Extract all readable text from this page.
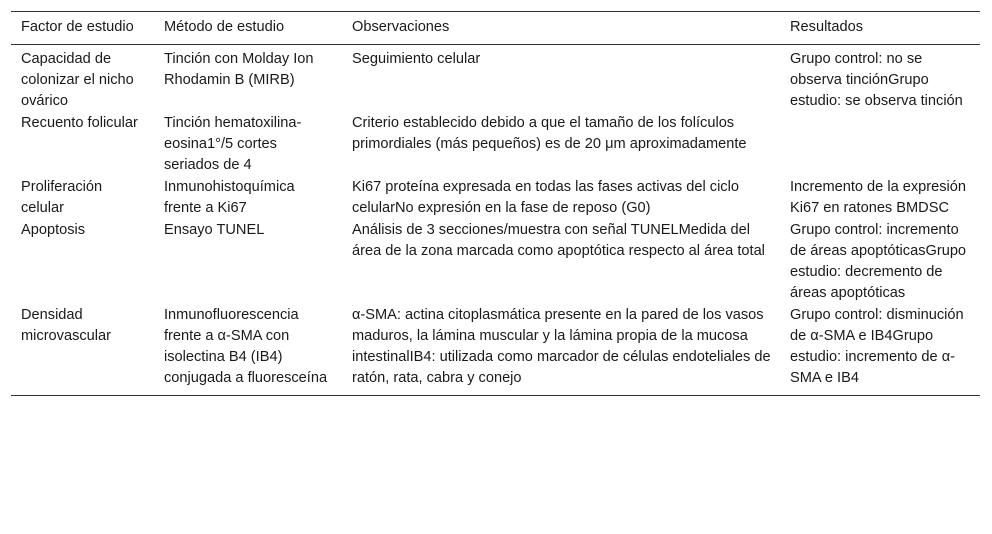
Factor de estudio	Método de estudio	Observaciones	Resultados
Capacidad de colonizar el nicho ovárico	Tinción con Molday Ion Rhodamin B (MIRB)	Seguimiento celular	Grupo control: no se observa tinciónGrupo estudio: se observa tinción
Recuento folicular	Tinción hematoxilina-eosina1°/5 cortes seriados de 4	Criterio establecido debido a que el tamaño de los folículos primordiales (más pequeños) es de 20 μm aproximadamente	
Proliferación celular	Inmunohistoquímica frente a Ki67	Ki67 proteína expresada en todas las fases activas del ciclo celularNo expresión en la fase de reposo (G0)	Incremento de la expresión Ki67 en ratones BMDSC
Apoptosis	Ensayo TUNEL	Análisis de 3 secciones/muestra con señal TUNELMedida del área de la zona marcada como apoptótica respecto al área total	Grupo control: incremento de áreas apoptóticasGrupo estudio: decremento de áreas apoptóticas
Densidad microvascular	Inmunofluorescencia frente a α-SMA con isolectina B4 (IB4) conjugada a fluoresceína	α-SMA: actina citoplasmática presente en la pared de los vasos maduros, la lámina muscular y la lámina propia de la mucosa intestinalIB4: utilizada como marcador de células endoteliales de ratón, rata, cabra y conejo	Grupo control: disminución de α-SMA e IB4Grupo estudio: incremento de α-SMA e IB4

-----

Stated goal:
Copy each line above precisely, dropping the pictures.

Answer to the task:
Extract all readable text from this page.
Factor de estudio	Método de estudio	Observaciones	Resultados
Capacidad de colonizar el nicho ovárico	Tinción con Molday Ion Rhodamin B (MIRB)	Seguimiento celular	Grupo control: no se observa tinciónGrupo estudio: se observa tinción
Recuento folicular	Tinción hematoxilina-eosina1°/5 cortes seriados de 4	Criterio establecido debido a que el tamaño de los folículos primordiales (más pequeños) es de 20 μm aproximadamente	
Proliferación celular	Inmunohistoquímica frente a Ki67	Ki67 proteína expresada en todas las fases activas del ciclo celularNo expresión en la fase de reposo (G0)	Incremento de la expresión Ki67 en ratones BMDSC
Apoptosis	Ensayo TUNEL	Análisis de 3 secciones/muestra con señal TUNELMedida del área de la zona marcada como apoptótica respecto al área total	Grupo control: incremento de áreas apoptóticasGrupo estudio: decremento de áreas apoptóticas
Densidad microvascular	Inmunofluorescencia frente a α-SMA con isolectina B4 (IB4) conjugada a fluoresceína	α-SMA: actina citoplasmática presente en la pared de los vasos maduros, la lámina muscular y la lámina propia de la mucosa intestinalIB4: utilizada como marcador de células endoteliales de ratón, rata, cabra y conejo	Grupo control: disminución de α-SMA e IB4Grupo estudio: incremento de α-SMA e IB4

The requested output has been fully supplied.